Goal: Every line below that contains "inherited" is to be copied.

Saved entries:

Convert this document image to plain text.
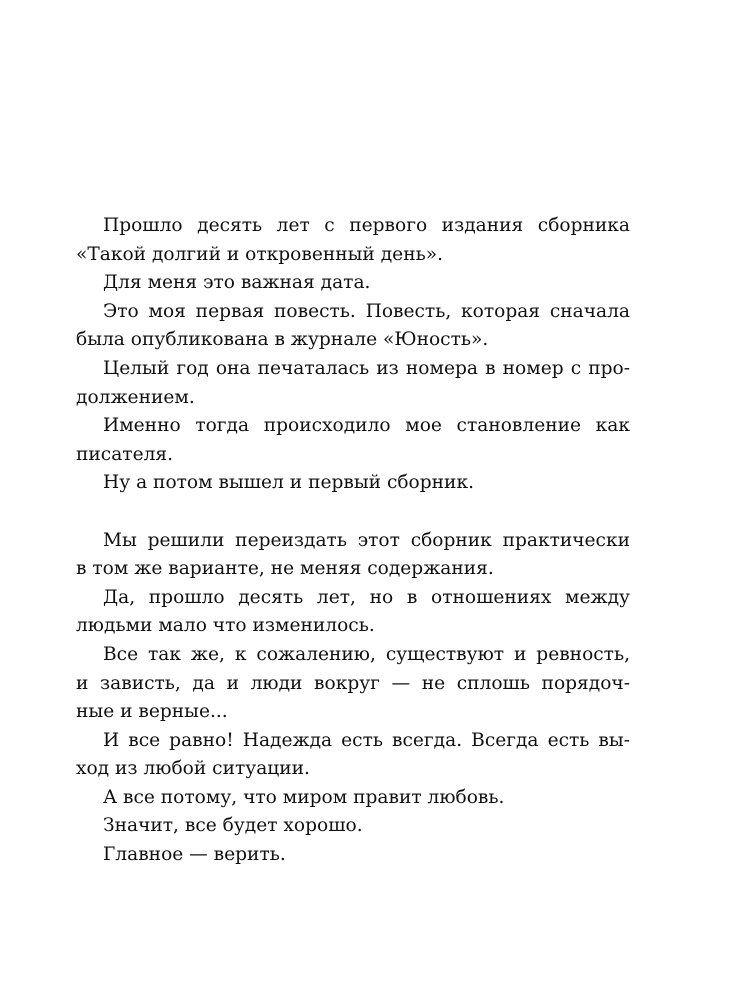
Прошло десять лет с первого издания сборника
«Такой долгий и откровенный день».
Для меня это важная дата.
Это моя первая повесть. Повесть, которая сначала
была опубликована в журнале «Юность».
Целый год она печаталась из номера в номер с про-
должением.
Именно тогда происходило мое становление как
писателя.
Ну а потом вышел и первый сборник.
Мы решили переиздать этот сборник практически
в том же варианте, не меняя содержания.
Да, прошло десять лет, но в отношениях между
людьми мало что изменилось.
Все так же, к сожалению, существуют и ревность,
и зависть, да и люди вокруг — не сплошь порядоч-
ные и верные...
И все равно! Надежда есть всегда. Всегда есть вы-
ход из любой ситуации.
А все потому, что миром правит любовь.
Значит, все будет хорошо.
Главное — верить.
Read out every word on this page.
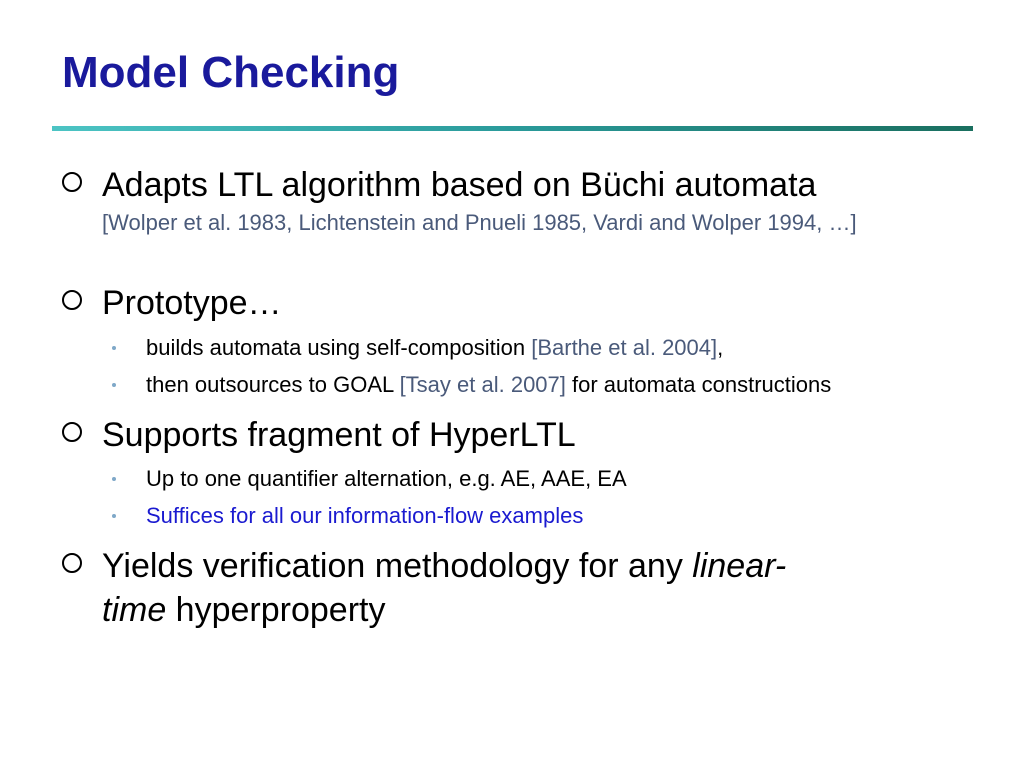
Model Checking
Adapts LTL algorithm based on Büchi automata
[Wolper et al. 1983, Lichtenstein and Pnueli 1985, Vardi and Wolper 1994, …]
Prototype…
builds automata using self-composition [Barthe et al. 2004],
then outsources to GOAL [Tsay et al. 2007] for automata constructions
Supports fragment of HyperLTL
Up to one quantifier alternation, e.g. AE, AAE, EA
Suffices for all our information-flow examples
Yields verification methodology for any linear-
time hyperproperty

* * *

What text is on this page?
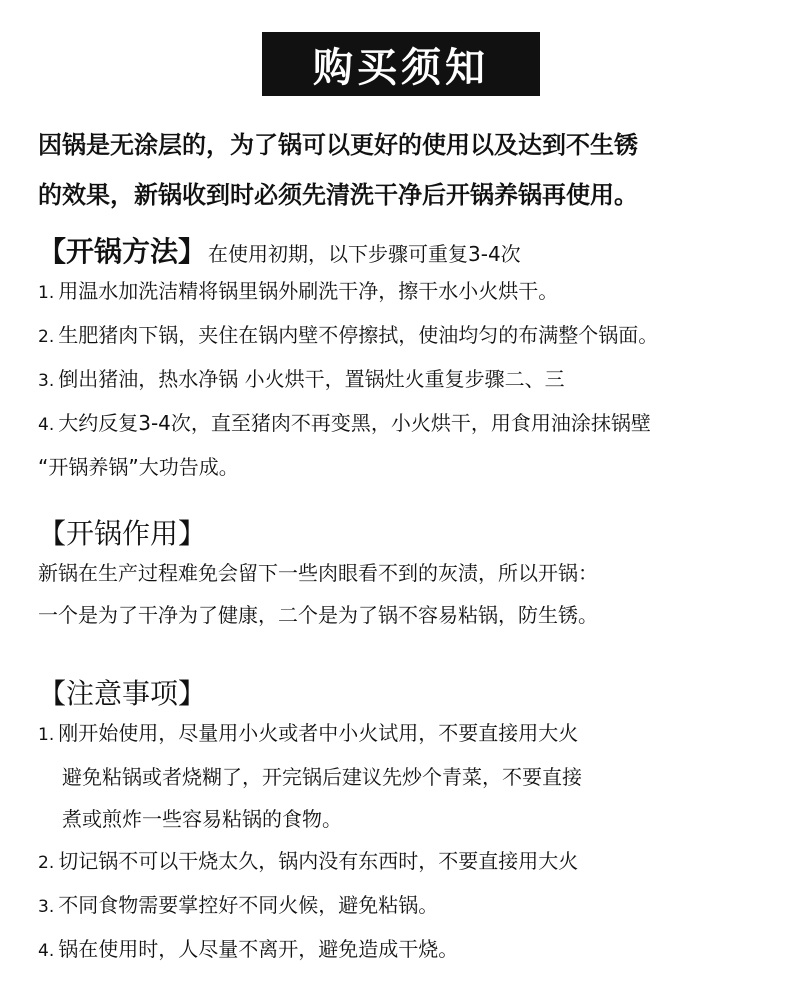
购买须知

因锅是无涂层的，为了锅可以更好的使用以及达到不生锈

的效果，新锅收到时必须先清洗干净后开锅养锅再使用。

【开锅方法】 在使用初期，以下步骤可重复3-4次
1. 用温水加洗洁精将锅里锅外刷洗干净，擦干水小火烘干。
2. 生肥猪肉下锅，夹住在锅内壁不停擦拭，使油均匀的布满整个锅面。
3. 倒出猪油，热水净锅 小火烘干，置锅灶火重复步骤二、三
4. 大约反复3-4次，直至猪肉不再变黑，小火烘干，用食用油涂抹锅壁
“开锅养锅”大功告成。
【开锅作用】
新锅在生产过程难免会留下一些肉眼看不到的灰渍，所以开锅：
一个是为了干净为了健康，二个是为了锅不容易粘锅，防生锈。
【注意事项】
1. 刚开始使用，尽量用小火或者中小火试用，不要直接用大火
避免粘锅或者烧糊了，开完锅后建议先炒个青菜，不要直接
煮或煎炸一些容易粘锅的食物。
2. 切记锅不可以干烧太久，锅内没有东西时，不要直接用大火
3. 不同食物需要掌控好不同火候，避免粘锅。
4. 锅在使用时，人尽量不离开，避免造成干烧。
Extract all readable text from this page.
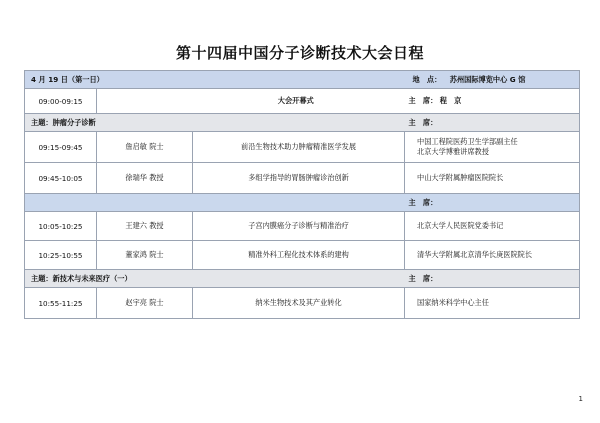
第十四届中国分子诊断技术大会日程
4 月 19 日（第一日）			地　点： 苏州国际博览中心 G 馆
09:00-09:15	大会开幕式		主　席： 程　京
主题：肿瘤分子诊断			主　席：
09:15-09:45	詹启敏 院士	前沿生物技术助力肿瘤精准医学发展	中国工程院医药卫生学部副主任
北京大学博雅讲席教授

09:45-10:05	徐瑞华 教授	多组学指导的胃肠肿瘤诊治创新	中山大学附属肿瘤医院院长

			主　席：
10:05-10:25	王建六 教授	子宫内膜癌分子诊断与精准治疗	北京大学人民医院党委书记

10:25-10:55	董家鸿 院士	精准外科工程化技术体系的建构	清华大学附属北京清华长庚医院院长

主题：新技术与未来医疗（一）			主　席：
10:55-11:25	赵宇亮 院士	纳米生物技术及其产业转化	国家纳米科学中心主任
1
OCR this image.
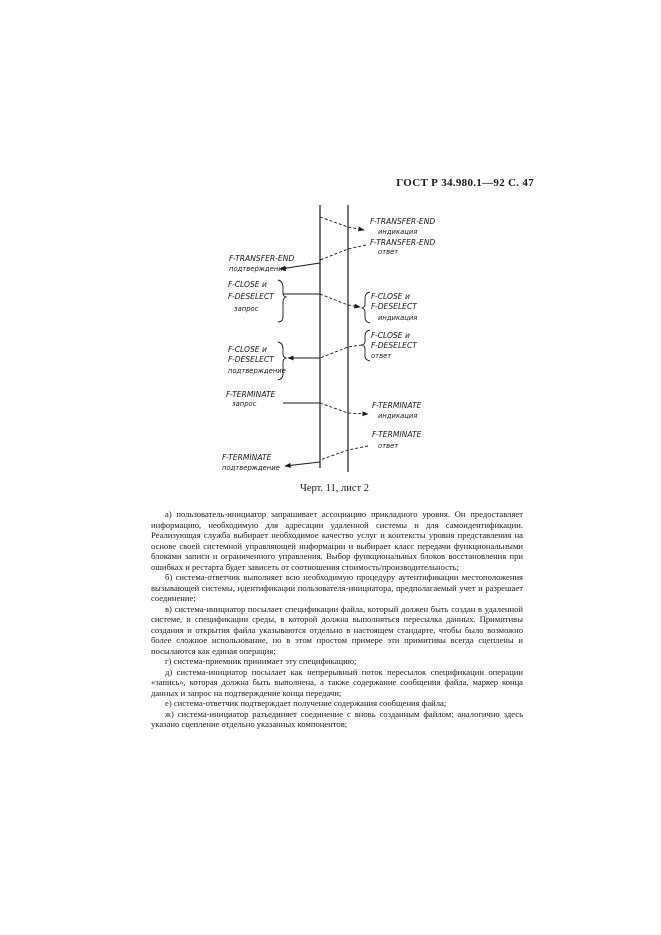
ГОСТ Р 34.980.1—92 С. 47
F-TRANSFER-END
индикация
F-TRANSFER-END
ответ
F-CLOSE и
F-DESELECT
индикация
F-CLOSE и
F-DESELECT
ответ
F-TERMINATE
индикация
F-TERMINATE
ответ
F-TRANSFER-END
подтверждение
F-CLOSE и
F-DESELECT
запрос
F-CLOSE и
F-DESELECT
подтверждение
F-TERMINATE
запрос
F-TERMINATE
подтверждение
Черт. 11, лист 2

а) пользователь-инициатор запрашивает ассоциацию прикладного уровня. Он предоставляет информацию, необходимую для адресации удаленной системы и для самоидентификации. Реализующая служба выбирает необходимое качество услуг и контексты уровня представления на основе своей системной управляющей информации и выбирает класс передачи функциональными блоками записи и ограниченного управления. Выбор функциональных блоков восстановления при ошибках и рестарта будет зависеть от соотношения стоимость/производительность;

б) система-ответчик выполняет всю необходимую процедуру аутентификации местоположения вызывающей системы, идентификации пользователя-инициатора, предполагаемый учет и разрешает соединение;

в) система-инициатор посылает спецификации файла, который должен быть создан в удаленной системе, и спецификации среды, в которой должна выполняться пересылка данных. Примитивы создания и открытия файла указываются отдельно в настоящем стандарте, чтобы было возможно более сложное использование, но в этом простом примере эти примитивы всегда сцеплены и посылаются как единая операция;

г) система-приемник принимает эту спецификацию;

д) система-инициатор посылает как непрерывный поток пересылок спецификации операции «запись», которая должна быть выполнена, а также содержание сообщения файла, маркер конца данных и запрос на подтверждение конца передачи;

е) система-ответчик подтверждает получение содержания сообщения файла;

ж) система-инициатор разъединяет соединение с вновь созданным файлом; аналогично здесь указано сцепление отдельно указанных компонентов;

==

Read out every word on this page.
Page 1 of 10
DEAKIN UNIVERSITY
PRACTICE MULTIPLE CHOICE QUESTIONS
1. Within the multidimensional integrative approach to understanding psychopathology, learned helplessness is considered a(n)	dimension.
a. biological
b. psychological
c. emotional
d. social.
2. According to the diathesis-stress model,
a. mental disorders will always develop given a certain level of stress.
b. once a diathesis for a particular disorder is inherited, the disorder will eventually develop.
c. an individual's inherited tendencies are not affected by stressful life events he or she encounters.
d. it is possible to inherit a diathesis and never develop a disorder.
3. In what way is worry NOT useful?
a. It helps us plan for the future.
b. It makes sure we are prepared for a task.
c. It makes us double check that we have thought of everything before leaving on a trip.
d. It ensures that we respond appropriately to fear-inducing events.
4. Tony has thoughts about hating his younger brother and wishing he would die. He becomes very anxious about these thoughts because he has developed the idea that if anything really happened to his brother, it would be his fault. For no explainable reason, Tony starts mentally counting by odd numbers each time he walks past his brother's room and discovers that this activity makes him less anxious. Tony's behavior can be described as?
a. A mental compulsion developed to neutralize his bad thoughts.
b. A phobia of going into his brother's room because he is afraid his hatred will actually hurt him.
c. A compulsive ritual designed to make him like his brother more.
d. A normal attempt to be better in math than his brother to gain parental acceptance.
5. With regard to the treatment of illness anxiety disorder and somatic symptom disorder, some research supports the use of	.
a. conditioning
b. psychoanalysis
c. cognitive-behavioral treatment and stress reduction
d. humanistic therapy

Finished task:
b. once a diathesis for a particular disorder is inherited, the disorder will eventually develop.
c. an individual's inherited tendencies are not affected by stressful life events he or she encounters.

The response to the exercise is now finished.